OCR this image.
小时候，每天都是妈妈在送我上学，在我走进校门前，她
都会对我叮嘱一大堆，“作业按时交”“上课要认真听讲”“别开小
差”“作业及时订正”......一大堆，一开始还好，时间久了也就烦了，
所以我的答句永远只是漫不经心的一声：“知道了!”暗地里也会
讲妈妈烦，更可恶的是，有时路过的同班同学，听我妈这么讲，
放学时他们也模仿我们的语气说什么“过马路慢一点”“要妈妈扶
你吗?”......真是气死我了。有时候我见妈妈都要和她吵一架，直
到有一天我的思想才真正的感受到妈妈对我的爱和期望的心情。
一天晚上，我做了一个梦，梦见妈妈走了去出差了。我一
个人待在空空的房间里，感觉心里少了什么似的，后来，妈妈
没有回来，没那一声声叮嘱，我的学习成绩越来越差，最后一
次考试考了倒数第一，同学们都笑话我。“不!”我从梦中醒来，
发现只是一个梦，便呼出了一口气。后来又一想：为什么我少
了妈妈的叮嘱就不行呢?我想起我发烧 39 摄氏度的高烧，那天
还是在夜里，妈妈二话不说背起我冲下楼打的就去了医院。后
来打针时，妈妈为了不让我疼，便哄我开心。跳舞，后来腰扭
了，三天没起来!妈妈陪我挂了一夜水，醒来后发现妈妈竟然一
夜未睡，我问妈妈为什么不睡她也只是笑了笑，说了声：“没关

...

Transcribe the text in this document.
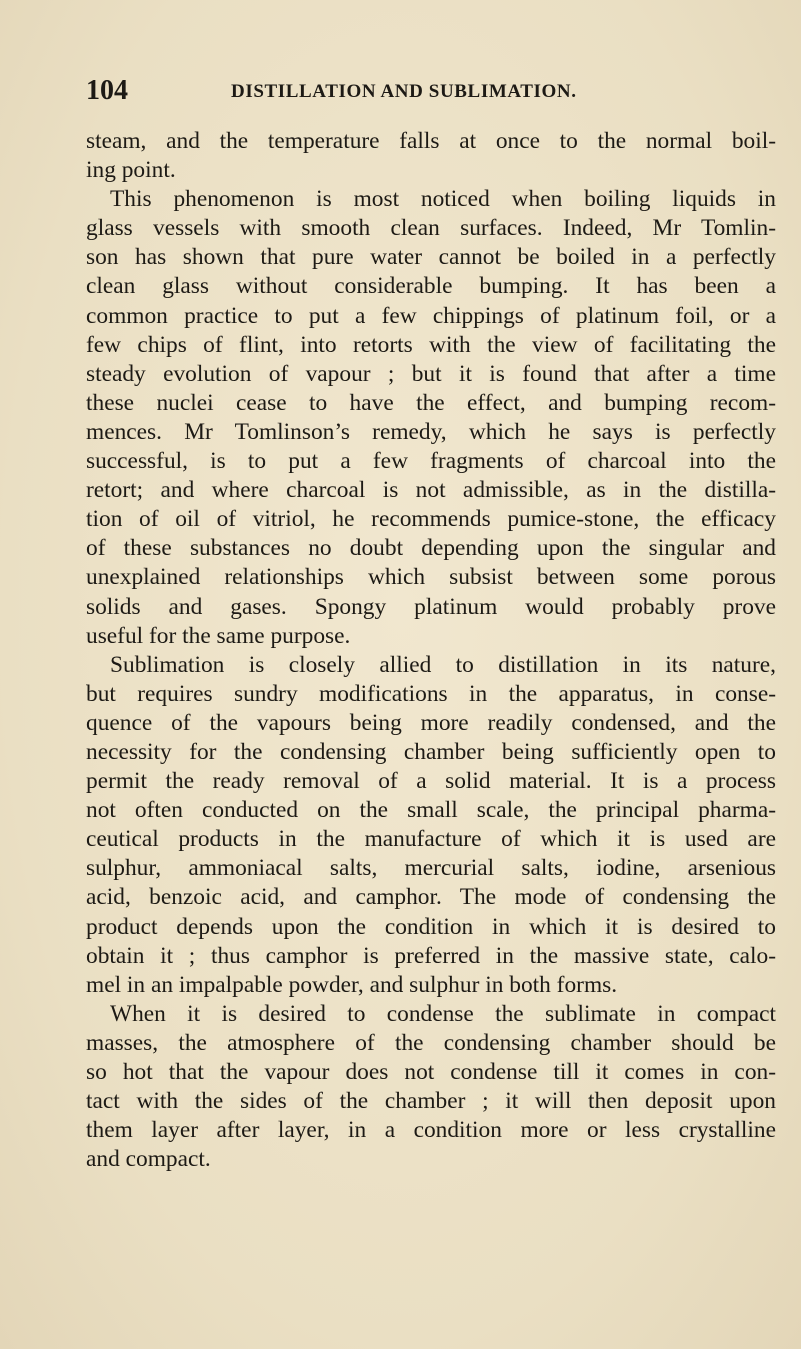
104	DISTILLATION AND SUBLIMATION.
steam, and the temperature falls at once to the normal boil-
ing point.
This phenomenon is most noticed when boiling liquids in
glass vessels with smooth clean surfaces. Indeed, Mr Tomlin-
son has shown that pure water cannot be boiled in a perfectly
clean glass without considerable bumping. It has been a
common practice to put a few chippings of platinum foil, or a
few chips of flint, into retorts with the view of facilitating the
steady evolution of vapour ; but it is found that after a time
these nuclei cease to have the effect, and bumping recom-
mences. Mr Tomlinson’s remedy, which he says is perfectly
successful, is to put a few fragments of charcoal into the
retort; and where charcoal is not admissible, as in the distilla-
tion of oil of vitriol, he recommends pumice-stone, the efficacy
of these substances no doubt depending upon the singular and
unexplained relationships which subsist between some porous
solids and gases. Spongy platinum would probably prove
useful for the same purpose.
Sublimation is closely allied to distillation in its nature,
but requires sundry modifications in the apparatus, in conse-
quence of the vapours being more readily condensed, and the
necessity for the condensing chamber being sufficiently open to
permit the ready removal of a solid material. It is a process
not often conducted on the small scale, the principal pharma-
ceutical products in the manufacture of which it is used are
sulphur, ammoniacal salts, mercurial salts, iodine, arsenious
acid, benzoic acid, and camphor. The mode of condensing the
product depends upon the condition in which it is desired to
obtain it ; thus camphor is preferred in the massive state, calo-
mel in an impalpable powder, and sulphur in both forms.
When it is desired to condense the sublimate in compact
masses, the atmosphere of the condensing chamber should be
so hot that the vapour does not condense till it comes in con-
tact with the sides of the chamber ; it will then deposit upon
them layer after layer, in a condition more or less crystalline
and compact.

**PROMPT**
Among the entries above, how many lines hold the string "that"? Respond with nothing but the number.

**WORKED ANSWER**
3